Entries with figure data
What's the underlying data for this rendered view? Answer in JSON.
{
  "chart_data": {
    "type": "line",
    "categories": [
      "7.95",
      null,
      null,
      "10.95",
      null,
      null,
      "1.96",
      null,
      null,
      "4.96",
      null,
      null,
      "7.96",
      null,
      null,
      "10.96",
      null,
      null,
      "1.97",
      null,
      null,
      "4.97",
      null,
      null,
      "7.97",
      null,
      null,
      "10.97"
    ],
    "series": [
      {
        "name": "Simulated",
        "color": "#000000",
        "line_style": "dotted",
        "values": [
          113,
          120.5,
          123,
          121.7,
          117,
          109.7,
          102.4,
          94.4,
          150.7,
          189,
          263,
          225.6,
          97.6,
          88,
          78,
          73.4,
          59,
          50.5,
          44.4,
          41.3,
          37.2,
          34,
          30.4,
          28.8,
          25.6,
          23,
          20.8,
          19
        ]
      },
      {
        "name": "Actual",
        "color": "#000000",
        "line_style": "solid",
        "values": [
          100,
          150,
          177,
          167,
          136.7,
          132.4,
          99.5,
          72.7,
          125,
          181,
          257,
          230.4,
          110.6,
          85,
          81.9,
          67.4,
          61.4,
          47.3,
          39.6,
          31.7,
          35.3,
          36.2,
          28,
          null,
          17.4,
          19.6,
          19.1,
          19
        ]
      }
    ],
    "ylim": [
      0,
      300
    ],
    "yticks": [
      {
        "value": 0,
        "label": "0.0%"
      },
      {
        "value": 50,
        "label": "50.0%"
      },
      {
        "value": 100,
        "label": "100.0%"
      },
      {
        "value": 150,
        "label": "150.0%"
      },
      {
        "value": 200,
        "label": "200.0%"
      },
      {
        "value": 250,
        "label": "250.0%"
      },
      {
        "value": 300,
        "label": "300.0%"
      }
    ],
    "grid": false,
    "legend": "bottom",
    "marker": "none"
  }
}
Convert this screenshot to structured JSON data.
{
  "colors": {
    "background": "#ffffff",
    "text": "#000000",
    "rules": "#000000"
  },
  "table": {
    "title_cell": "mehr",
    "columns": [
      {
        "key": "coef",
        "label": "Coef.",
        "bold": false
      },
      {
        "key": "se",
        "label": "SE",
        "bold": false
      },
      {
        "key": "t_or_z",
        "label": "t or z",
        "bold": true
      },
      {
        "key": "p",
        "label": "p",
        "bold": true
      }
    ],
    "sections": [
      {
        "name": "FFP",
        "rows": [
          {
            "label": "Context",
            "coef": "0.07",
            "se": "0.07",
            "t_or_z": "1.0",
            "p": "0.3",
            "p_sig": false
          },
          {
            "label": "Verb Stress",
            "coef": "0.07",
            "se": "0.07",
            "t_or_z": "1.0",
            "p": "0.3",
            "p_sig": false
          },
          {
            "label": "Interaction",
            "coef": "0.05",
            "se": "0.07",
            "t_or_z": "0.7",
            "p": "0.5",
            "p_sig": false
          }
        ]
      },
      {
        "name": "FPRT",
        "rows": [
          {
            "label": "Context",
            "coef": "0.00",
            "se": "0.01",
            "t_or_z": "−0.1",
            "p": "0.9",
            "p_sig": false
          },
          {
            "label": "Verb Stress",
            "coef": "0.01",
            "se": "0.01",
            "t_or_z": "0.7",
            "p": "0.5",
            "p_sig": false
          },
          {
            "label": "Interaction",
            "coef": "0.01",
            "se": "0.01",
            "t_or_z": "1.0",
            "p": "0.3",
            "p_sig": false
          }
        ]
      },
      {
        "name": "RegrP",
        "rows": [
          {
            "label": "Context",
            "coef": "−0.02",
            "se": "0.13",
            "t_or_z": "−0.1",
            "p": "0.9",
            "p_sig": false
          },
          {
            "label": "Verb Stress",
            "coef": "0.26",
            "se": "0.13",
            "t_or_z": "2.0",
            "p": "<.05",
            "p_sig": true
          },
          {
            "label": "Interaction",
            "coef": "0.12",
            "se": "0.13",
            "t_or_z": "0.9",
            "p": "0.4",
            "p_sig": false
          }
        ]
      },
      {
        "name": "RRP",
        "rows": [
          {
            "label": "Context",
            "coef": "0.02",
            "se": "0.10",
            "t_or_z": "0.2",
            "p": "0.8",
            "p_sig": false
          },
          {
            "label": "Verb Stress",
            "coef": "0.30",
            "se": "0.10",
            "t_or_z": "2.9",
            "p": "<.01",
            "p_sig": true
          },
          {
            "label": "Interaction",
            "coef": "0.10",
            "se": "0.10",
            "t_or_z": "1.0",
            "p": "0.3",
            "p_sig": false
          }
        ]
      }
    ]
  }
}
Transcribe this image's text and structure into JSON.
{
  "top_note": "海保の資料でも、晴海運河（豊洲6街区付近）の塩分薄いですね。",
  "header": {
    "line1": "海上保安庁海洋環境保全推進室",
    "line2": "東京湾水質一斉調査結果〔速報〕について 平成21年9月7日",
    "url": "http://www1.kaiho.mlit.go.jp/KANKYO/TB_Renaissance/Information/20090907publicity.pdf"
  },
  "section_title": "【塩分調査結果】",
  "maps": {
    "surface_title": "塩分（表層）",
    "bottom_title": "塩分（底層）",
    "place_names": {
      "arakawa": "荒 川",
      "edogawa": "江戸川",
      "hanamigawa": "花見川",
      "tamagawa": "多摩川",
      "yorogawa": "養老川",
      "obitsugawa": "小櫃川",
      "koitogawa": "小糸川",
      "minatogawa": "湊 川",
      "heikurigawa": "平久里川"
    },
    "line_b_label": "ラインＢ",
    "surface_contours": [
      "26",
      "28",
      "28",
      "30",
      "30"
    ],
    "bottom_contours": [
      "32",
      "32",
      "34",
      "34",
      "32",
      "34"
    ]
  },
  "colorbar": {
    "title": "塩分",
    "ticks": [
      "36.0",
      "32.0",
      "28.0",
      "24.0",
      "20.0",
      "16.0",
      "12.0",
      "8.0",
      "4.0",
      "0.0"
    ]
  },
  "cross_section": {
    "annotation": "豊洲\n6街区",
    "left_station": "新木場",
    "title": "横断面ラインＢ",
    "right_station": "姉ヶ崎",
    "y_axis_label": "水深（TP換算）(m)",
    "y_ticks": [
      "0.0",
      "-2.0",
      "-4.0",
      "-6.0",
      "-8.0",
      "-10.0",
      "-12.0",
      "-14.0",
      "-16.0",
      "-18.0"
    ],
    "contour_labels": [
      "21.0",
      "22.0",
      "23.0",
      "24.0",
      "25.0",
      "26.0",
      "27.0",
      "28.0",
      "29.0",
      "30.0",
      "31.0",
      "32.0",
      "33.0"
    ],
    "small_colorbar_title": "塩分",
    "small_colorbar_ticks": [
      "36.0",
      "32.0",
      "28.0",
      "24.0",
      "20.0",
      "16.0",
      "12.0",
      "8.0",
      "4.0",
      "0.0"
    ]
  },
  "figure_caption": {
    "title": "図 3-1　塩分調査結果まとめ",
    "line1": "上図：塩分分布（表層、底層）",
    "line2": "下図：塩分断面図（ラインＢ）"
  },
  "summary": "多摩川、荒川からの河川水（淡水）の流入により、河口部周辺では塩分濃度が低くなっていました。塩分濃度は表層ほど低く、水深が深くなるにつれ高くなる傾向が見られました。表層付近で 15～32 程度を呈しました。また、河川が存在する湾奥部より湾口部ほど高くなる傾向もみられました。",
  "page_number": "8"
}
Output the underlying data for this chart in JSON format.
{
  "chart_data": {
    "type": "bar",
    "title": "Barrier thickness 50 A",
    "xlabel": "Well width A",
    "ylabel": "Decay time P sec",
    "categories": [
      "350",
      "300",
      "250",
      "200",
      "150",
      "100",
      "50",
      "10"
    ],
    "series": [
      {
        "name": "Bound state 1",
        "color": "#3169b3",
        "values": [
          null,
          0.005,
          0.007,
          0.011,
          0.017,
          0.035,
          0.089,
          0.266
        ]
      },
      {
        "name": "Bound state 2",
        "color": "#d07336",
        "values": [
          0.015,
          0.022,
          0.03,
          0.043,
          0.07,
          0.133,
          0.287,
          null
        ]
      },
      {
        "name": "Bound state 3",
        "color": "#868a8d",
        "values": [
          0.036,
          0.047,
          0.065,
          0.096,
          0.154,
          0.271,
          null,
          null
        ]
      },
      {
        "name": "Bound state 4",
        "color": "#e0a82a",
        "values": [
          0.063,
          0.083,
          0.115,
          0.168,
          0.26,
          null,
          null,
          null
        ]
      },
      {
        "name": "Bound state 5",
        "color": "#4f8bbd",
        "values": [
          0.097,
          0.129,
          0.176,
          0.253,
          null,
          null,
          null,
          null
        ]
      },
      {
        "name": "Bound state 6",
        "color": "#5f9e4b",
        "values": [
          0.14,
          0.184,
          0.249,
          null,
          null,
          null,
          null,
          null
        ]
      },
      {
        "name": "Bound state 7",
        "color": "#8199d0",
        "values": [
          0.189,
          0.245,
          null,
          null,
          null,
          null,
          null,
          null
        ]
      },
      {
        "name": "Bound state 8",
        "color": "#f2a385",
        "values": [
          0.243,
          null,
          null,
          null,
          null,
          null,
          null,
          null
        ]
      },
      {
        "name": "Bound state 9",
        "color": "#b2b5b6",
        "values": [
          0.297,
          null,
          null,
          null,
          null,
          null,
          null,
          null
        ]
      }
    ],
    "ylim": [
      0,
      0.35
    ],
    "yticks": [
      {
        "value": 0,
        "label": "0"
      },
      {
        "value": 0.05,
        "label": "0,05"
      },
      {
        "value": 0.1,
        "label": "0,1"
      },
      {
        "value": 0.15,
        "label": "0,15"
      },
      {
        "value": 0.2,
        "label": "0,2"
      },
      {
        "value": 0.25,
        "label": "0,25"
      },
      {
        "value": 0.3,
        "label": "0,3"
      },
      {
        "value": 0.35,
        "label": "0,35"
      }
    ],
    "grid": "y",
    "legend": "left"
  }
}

- _WHAT IS ASKED_: Pull every line containing "this" out of the records.

- _FULL SOLUTION_:
What's the underlying data for this rendered view? Answer in JSON.
Convert this screenshot to structured JSON data.
Transcribe this image's text and structure into JSON.
Output the underlying data for this chart in JSON format.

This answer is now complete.